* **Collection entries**

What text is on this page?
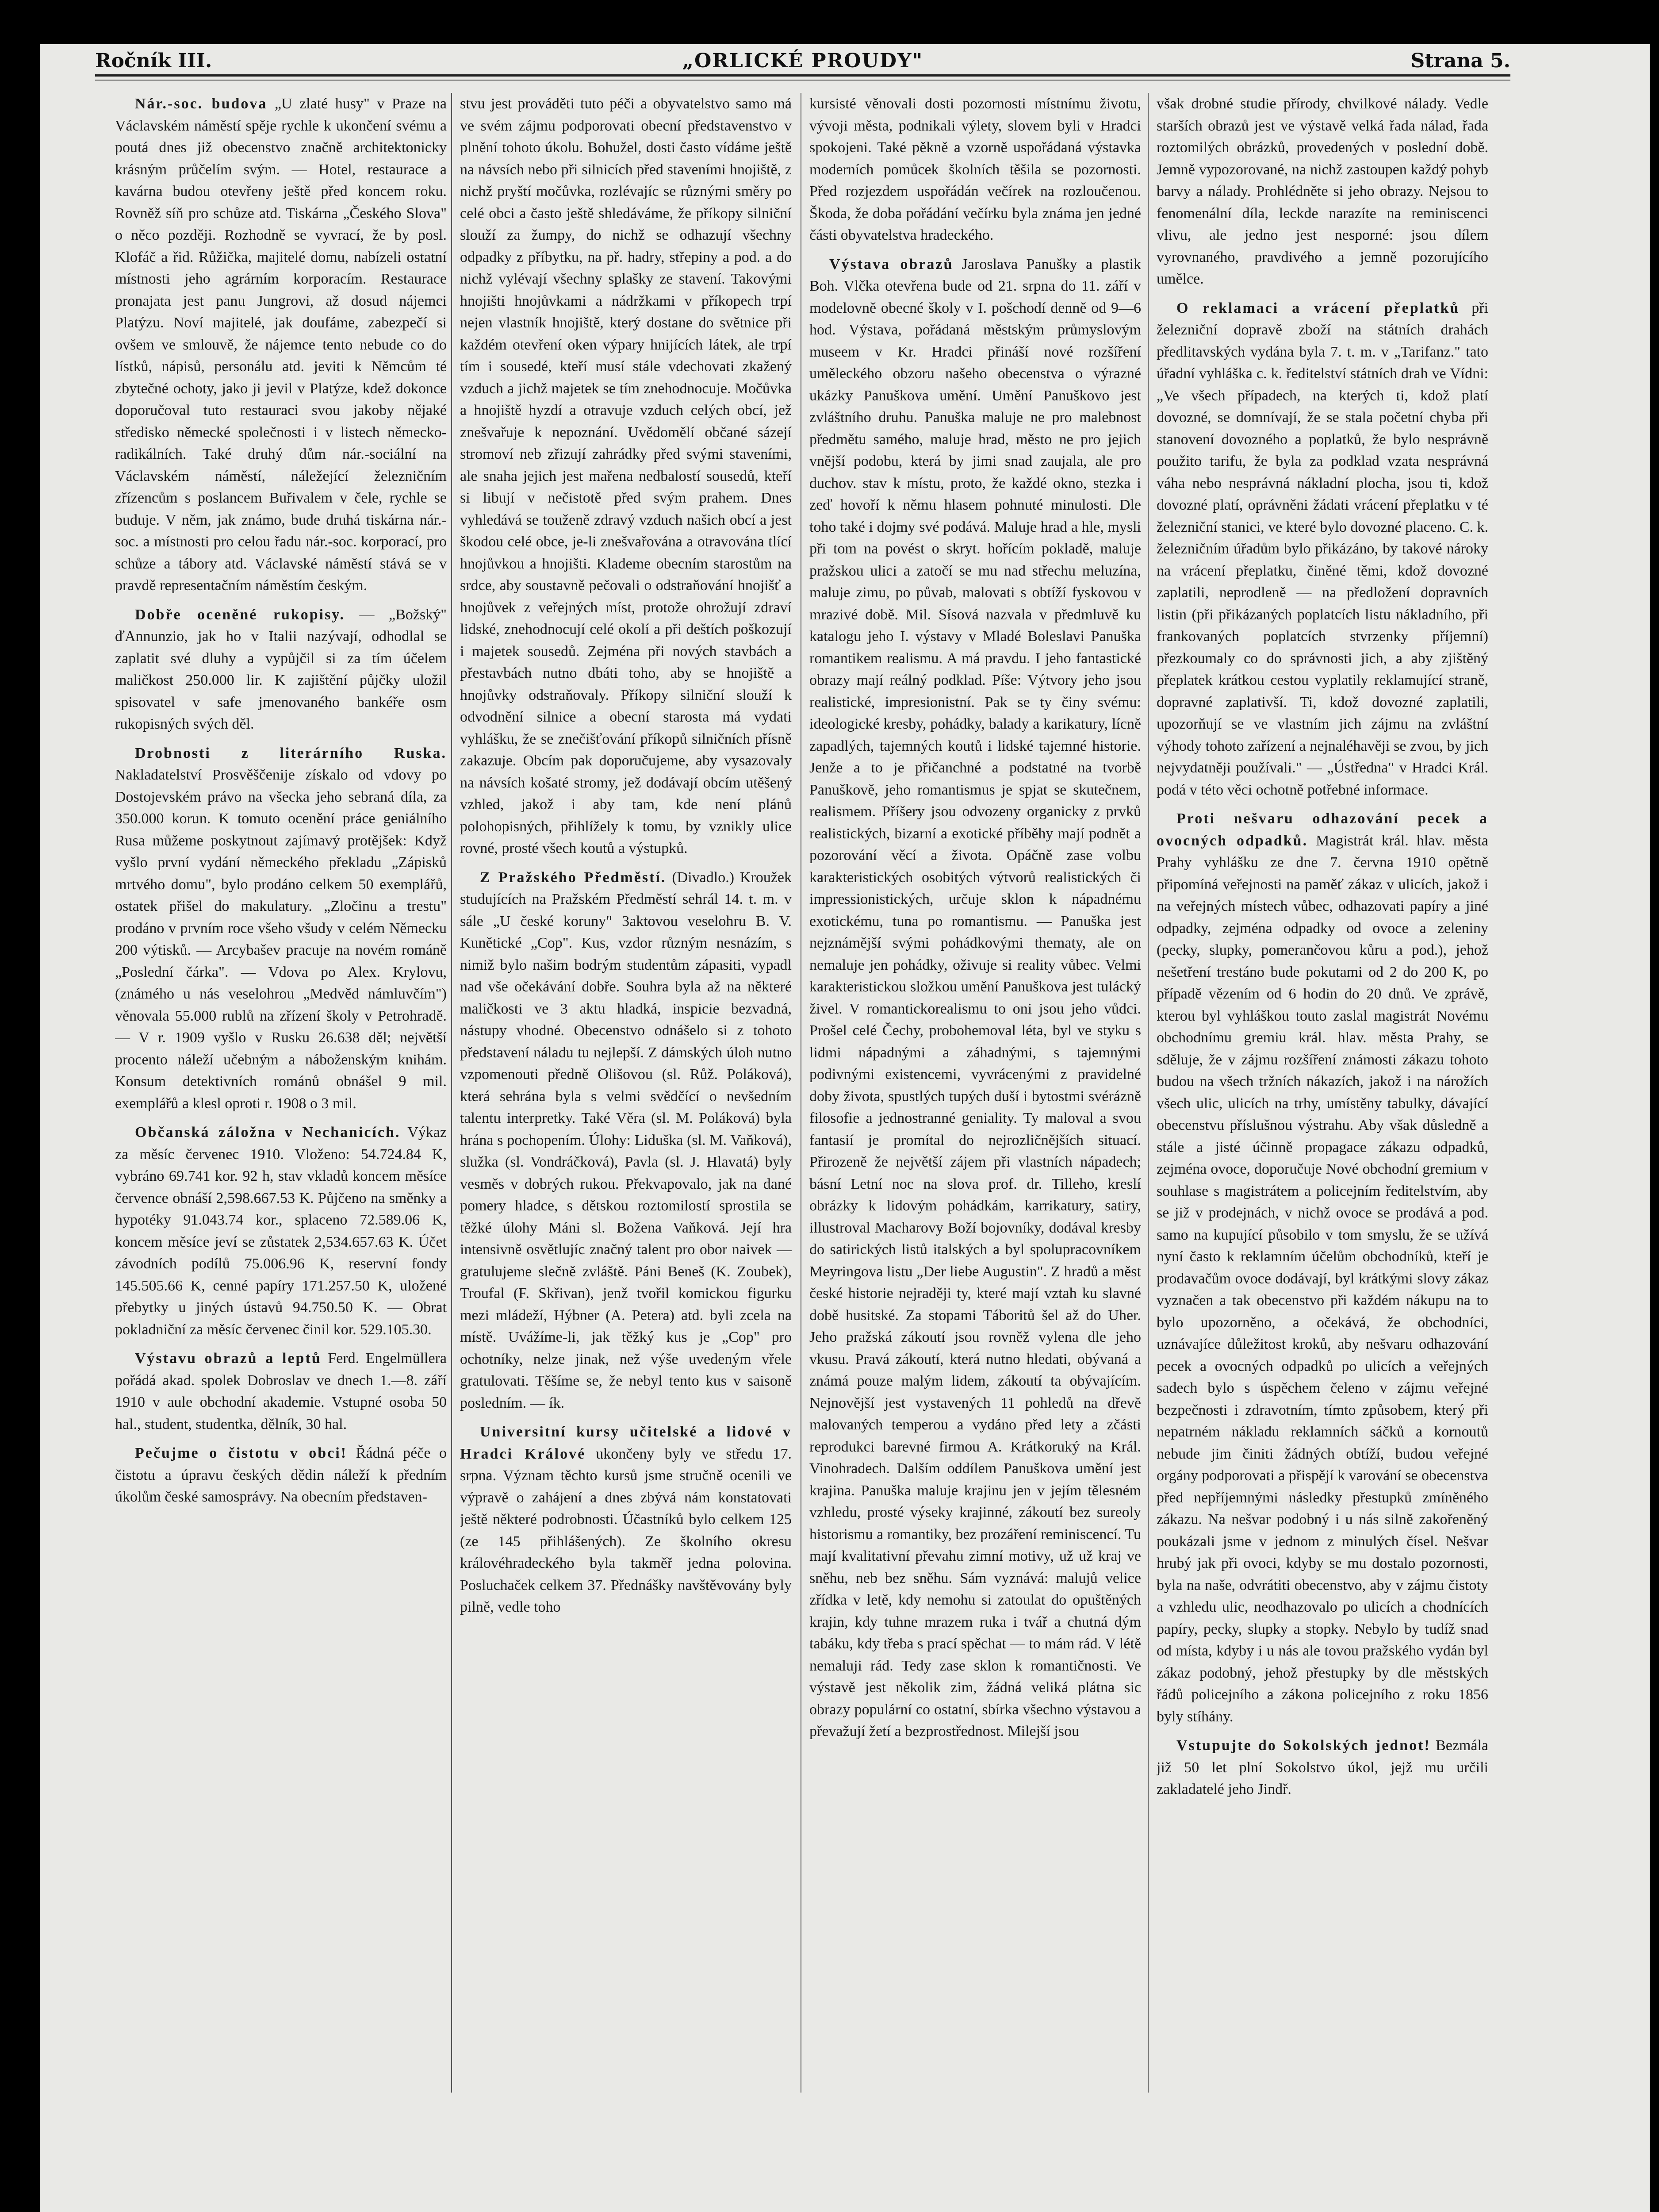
Ročník III.	„ORLICKÉ PROUDY"	Strana 5.

Nár.-soc. budova „U zlaté husy" v Praze na Václavském náměstí spěje rychle k ukončení svému a poutá dnes již obecenstvo značně architektonicky krásným průčelím svým. — Hotel, restaurace a kavárna budou otevřeny ještě před koncem roku. Rovněž síň pro schůze atd. Tiskárna „Českého Slova" o něco později. Rozhodně se vyvrací, že by posl. Klofáč a řid. Růžička, majitelé domu, nabízeli ostatní místnosti jeho agrárním korporacím. Restaurace pronajata jest panu Jungrovi, až dosud nájemci Platýzu. Noví majitelé, jak doufáme, zabezpečí si ovšem ve smlouvě, že nájemce tento nebude co do lístků, nápisů, personálu atd. jeviti k Němcům té zbytečné ochoty, jako ji jevil v Platýze, kdež dokonce doporučoval tuto restauraci svou jakoby nějaké středisko německé společnosti i v listech německo-radikálních. Také druhý dům nár.-sociální na Václavském náměstí, náležející železničním zřízencům s poslancem Buřivalem v čele, rychle se buduje. V něm, jak známo, bude druhá tiskárna nár.-soc. a místnosti pro celou řadu nár.-soc. korporací, pro schůze a tábory atd. Václavské náměstí stává se v pravdě representačním náměstím českým.

Dobře oceněné rukopisy. — „Božský" ďAnnunzio, jak ho v Italii nazývají, odhodlal se zaplatit své dluhy a vypůjčil si za tím účelem maličkost 250.000 lir. K zajištění půjčky uložil spisovatel v safe jmenovaného bankéře osm rukopisných svých děl.

Drobnosti z literárního Ruska. Nakladatelství Prosvěščenije získalo od vdovy po Dostojevském právo na všecka jeho sebraná díla, za 350.000 korun. K tomuto ocenění práce geniálního Rusa můžeme poskytnout zajímavý protějšek: Když vyšlo první vydání německého překladu „Zápisků mrtvého domu", bylo prodáno celkem 50 exemplářů, ostatek přišel do makulatury. „Zločinu a trestu" prodáno v prvním roce všeho všudy v celém Německu 200 výtisků. — Arcybašev pracuje na novém románě „Poslední čárka". — Vdova po Alex. Krylovu, (známého u nás veselohrou „Medvěd námluvčím") věnovala 55.000 rublů na zřízení školy v Petrohradě. — V r. 1909 vyšlo v Rusku 26.638 děl; největší procento náleží učebným a náboženským knihám. Konsum detektivních románů obnášel 9 mil. exemplářů a klesl oproti r. 1908 o 3 mil.

Občanská záložna v Nechanicích. Výkaz za měsíc červenec 1910. Vloženo: 54.724.84 K, vybráno 69.741 kor. 92 h, stav vkladů koncem měsíce července obnáší 2,598.667.53 K. Půjčeno na směnky a hypotéky 91.043.74 kor., splaceno 72.589.06 K, koncem měsíce jeví se zůstatek 2,534.657.63 K. Účet závodních podílů 75.006.96 K, reservní fondy 145.505.66 K, cenné papíry 171.257.50 K, uložené přebytky u jiných ústavů 94.750.50 K. — Obrat pokladniční za měsíc červenec činil kor. 529.105.30.

Výstavu obrazů a leptů Ferd. Engelmüllera pořádá akad. spolek Dobroslav ve dnech 1.—8. září 1910 v aule obchodní akademie. Vstupné osoba 50 hal., student, studentka, dělník, 30 hal.

Pečujme o čistotu v obci! Řádná péče o čistotu a úpravu českých dědin náleží k předním úkolům české samosprávy. Na obecním představen-

stvu jest prováděti tuto péči a obyvatelstvo samo má ve svém zájmu podporovati obecní představenstvo v plnění tohoto úkolu. Bohužel, dosti často vídáme ještě na návsích nebo při silnicích před staveními hnojiště, z nichž pryští močůvka, rozlévajíc se různými směry po celé obci a často ještě shledáváme, že příkopy silniční slouží za žumpy, do nichž se odhazují všechny odpadky z příbytku, na př. hadry, střepiny a pod. a do nichž vylévají všechny splašky ze stavení. Takovými hnojišti hnojůvkami a nádržkami v příkopech trpí nejen vlastník hnojiště, který dostane do světnice při každém otevření oken výpary hnijících látek, ale trpí tím i sousedé, kteří musí stále vdechovati zkažený vzduch a jichž majetek se tím znehodnocuje. Močůvka a hnojiště hyzdí a otravuje vzduch celých obcí, jež znešvařuje k nepoznání. Uvědomělí občané sázejí stromoví neb zřizují zahrádky před svými staveními, ale snaha jejich jest mařena nedbalostí sousedů, kteří si libují v nečistotě před svým prahem. Dnes vyhledává se touženě zdravý vzduch našich obcí a jest škodou celé obce, je-li znešvařována a otravována tlící hnojůvkou a hnojišti. Klademe obecním starostům na srdce, aby soustavně pečovali o odstraňování hnojišť a hnojůvek z veřejných míst, protože ohrožují zdraví lidské, znehodnocují celé okolí a při deštích poškozují i majetek sousedů. Zejména při nových stavbách a přestavbách nutno dbáti toho, aby se hnojiště a hnojůvky odstraňovaly. Příkopy silniční slouží k odvodnění silnice a obecní starosta má vydati vyhlášku, že se znečišťování příkopů silničních přísně zakazuje. Obcím pak doporučujeme, aby vysazovaly na návsích košaté stromy, jež dodávají obcím utěšený vzhled, jakož i aby tam, kde není plánů polohopisných, přihlížely k tomu, by vznikly ulice rovné, prosté všech koutů a výstupků.

Z Pražského Předměstí. (Divadlo.) Kroužek studujících na Pražském Předměstí sehrál 14. t. m. v sále „U české koruny" 3aktovou veselohru B. V. Kunětické „Cop". Kus, vzdor různým nesnázím, s nimiž bylo našim bodrým studentům zápasiti, vypadl nad vše očekávání dobře. Souhra byla až na některé maličkosti ve 3 aktu hladká, inspicie bezvadná, nástupy vhodné. Obecenstvo odnášelo si z tohoto představení náladu tu nejlepší. Z dámských úloh nutno vzpomenouti předně Olišovou (sl. Růž. Poláková), která sehrána byla s velmi svědčící o nevšedním talentu interpretky. Také Věra (sl. M. Poláková) byla hrána s pochopením. Úlohy: Liduška (sl. M. Vaňková), služka (sl. Vondráčková), Pavla (sl. J. Hlavatá) byly vesměs v dobrých rukou. Překvapovalo, jak na dané pomery hladce, s dětskou roztomilostí sprostila se těžké úlohy Máni sl. Božena Vaňková. Její hra intensivně osvětlujíc značný talent pro obor naivek — gratulujeme slečně zvláště. Páni Beneš (K. Zoubek), Troufal (F. Skřivan), jenž tvořil komickou figurku mezi mládeží, Hýbner (A. Petera) atd. byli zcela na místě. Uvážíme-li, jak těžký kus je „Cop" pro ochotníky, nelze jinak, než výše uvedeným vřele gratulovati. Těšíme se, že nebyl tento kus v saisoně posledním. — ík.

Universitní kursy učitelské a lidové v Hradci Králové ukončeny byly ve středu 17. srpna. Význam těchto kursů jsme stručně ocenili ve výpravě o zahájení a dnes zbývá nám konstatovati ještě některé podrobnosti. Účastníků bylo celkem 125 (ze 145 přihlášených). Ze školního okresu královéhradeckého byla takměř jedna polovina. Posluchaček celkem 37. Přednášky navštěvovány byly pilně, vedle toho

kursisté věnovali dosti pozornosti místnímu životu, vývoji města, podnikali výlety, slovem byli v Hradci spokojeni. Také pěkně a vzorně uspořádaná výstavka moderních pomůcek školních těšila se pozornosti. Před rozjezdem uspořádán večírek na rozloučenou. Škoda, že doba pořádání večírku byla známa jen jedné části obyvatelstva hradeckého.

Výstava obrazů Jaroslava Panušky a plastik Boh. Vlčka otevřena bude od 21. srpna do 11. září v modelovně obecné školy v I. pošchodí denně od 9—6 hod. Výstava, pořádaná městským průmyslovým museem v Kr. Hradci přináší nové rozšíření uměleckého obzoru našeho obecenstva o výrazné ukázky Panuškova umění. Umění Panuškovo jest zvláštního druhu. Panuška maluje ne pro malebnost předmětu samého, maluje hrad, město ne pro jejich vnější podobu, která by jimi snad zaujala, ale pro duchov. stav k místu, proto, že každé okno, stezka i zeď hovoří k němu hlasem pohnuté minulosti. Dle toho také i dojmy své podává. Maluje hrad a hle, mysli při tom na povést o skryt. hořícím pokladě, maluje pražskou ulici a zatočí se mu nad střechu meluzína, maluje zimu, po půvab, malovati s obtíží fyskovou v mrazivé době. Mil. Sísová nazvala v předmluvě ku katalogu jeho I. výstavy v Mladé Boleslavi Panuška romantikem realismu. A má pravdu. I jeho fantastické obrazy mají reálný podklad. Píše: Výtvory jeho jsou realistické, impresionistní. Pak se ty činy svému: ideologické kresby, pohádky, balady a karikatury, lícně zapadlých, tajemných koutů i lidské tajemné historie. Jenže a to je přičanchné a podstatné na tvorbě Panuškově, jeho romantismus je spjat se skutečnem, realismem. Příšery jsou odvozeny organicky z prvků realistických, bizarní a exotické příběhy mají podnět a pozorování věcí a života. Opáčně zase volbu karakteristických osobitých výtvorů realistických či impressionistických, určuje sklon k nápadnému exotickému, tuna po romantismu. — Panuška jest nejznámější svými pohádkovými thematy, ale on nemaluje jen pohádky, oživuje si reality vůbec. Velmi karakteristickou složkou umění Panuškova jest tulácký živel. V romantickorealismu to oni jsou jeho vůdci. Prošel celé Čechy, probohemoval léta, byl ve styku s lidmi nápadnými a záhadnými, s tajemnými podivnými existencemi, vyvrácenými z pravidelné doby života, spustlých tupých duší i bytostmi svérázně filosofie a jednostranné geniality. Ty maloval a svou fantasií je promítal do nejrozličnějších situací. Přirozeně že největší zájem při vlastních nápadech; básní Letní noc na slova prof. dr. Tilleho, kreslí obrázky k lidovým pohádkám, karrikatury, satiry, illustroval Macharovy Boží bojovníky, dodával kresby do satirických listů italských a byl spolupracovníkem Meyringova listu „Der liebe Augustin". Z hradů a měst české historie nejraději ty, které mají vztah ku slavné době husitské. Za stopami Táboritů šel až do Uher. Jeho pražská zákoutí jsou rovněž vylena dle jeho vkusu. Pravá zákoutí, která nutno hledati, obývaná a známá pouze malým lidem, zákoutí ta obývajícím. Nejnovější jest vystavených 11 pohledů na dřevě malovaných temperou a vydáno před lety a zčásti reprodukci barevné firmou A. Krátkoruký na Král. Vinohradech. Dalším oddílem Panuškova umění jest krajina. Panuška maluje krajinu jen v jejím tělesném vzhledu, prosté výseky krajinné, zákoutí bez sureoly historismu a romantiky, bez prozáření reminiscencí. Tu mají kvalitativní převahu zimní motivy, už už kraj ve sněhu, neb bez sněhu. Sám vyznává: malujů velice zřídka v letě, kdy nemohu si zatoulat do opuštěných krajin, kdy tuhne mrazem ruka i tvář a chutná dým tabáku, kdy třeba s prací spěchat — to mám rád. V létě nemaluji rád. Tedy zase sklon k romantičnosti. Ve výstavě jest několik zim, žádná veliká plátna sic obrazy populární co ostatní, sbírka všechno výstavou a převažují žetí a bezprostřednost. Milejší jsou

však drobné studie přírody, chvilkové nálady. Vedle starších obrazů jest ve výstavě velká řada nálad, řada roztomilých obrázků, provedených v poslední době. Jemně vypozorované, na nichž zastoupen každý pohyb barvy a nálady. Prohlédněte si jeho obrazy. Nejsou to fenomenální díla, leckde narazíte na reminiscenci vlivu, ale jedno jest nesporné: jsou dílem vyrovnaného, pravdivého a jemně pozorujícího umělce.

O reklamaci a vrácení přeplatků při železniční dopravě zboží na státních drahách předlitavských vydána byla 7. t. m. v „Tarifanz." tato úřadní vyhláška c. k. ředitelství státních drah ve Vídni: „Ve všech případech, na kterých ti, kdož platí dovozné, se domnívají, že se stala početní chyba při stanovení dovozného a poplatků, že bylo nesprávně použito tarifu, že byla za podklad vzata nesprávná váha nebo nesprávná nákladní plocha, jsou ti, kdož dovozné platí, oprávněni žádati vrácení přeplatku v té železniční stanici, ve které bylo dovozné placeno. C. k. železničním úřadům bylo přikázáno, by takové nároky na vrácení přeplatku, činěné těmi, kdož dovozné zaplatili, neprodleně — na předložení dopravních listin (při přikázaných poplatcích listu nákladního, při frankovaných poplatcích stvrzenky příjemní) přezkoumaly co do správnosti jich, a aby zjištěný přeplatek krátkou cestou vyplatily reklamující straně, dopravné zaplativší. Ti, kdož dovozné zaplatili, upozorňují se ve vlastním jich zájmu na zvláštní výhody tohoto zařízení a nejnaléhavěji se zvou, by jich nejvydatněji používali." — „Ústředna" v Hradci Král. podá v této věci ochotně potřebné informace.

Proti nešvaru odhazování pecek a ovocných odpadků. Magistrát král. hlav. města Prahy vyhlášku ze dne 7. června 1910 opětně připomíná veřejnosti na paměť zákaz v ulicích, jakož i na veřejných místech vůbec, odhazovati papíry a jiné odpadky, zejména odpadky od ovoce a zeleniny (pecky, slupky, pomerančovou kůru a pod.), jehož nešetření trestáno bude pokutami od 2 do 200 K, po případě vězením od 6 hodin do 20 dnů. Ve zprávě, kterou byl vyhláškou touto zaslal magistrát Novému obchodnímu gremiu král. hlav. města Prahy, se sděluje, že v zájmu rozšíření známosti zákazu tohoto budou na všech tržních nákazích, jakož i na nárožích všech ulic, ulicích na trhy, umístěny tabulky, dávající obecenstvu příslušnou výstrahu. Aby však důsledně a stále a jisté účinně propagace zákazu odpadků, zejména ovoce, doporučuje Nové obchodní gremium v souhlase s magistrátem a policejním ředitelstvím, aby se již v prodejnách, v nichž ovoce se prodává a pod. samo na kupující působilo v tom smyslu, že se užívá nyní často k reklamním účelům obchodníků, kteří je prodavačům ovoce dodávají, byl krátkými slovy zákaz vyznačen a tak obecenstvo při každém nákupu na to bylo upozorněno, a očekává, že obchodníci, uznávajíce důležitost kroků, aby nešvaru odhazování pecek a ovocných odpadků po ulicích a veřejných sadech bylo s úspěchem čeleno v zájmu veřejné bezpečnosti i zdravotním, tímto způsobem, který při nepatrném nákladu reklamních sáčků a kornoutů nebude jim činiti žádných obtíží, budou veřejné orgány podporovati a přispějí k varování se obecenstva před nepříjemnými následky přestupků zmíněného zákazu. Na nešvar podobný i u nás silně zakořeněný poukázali jsme v jednom z minulých čísel. Nešvar hrubý jak při ovoci, kdyby se mu dostalo pozornosti, byla na naše, odvrátiti obecenstvo, aby v zájmu čistoty a vzhledu ulic, neodhazovalo po ulicích a chodnících papíry, pecky, slupky a stopky. Nebylo by tudíž snad od místa, kdyby i u nás ale tovou pražského vydán byl zákaz podobný, jehož přestupky by dle městských řádů policejního a zákona policejního z roku 1856 byly stíhány.

Vstupujte do Sokolských jednot! Bezmála již 50 let plní Sokolstvo úkol, jejž mu určili zakladatelé jeho Jindř.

* **Instruction**
Within the entries above, report how many lines include "náleží", and keep the answer to the number.

* **Output below**
2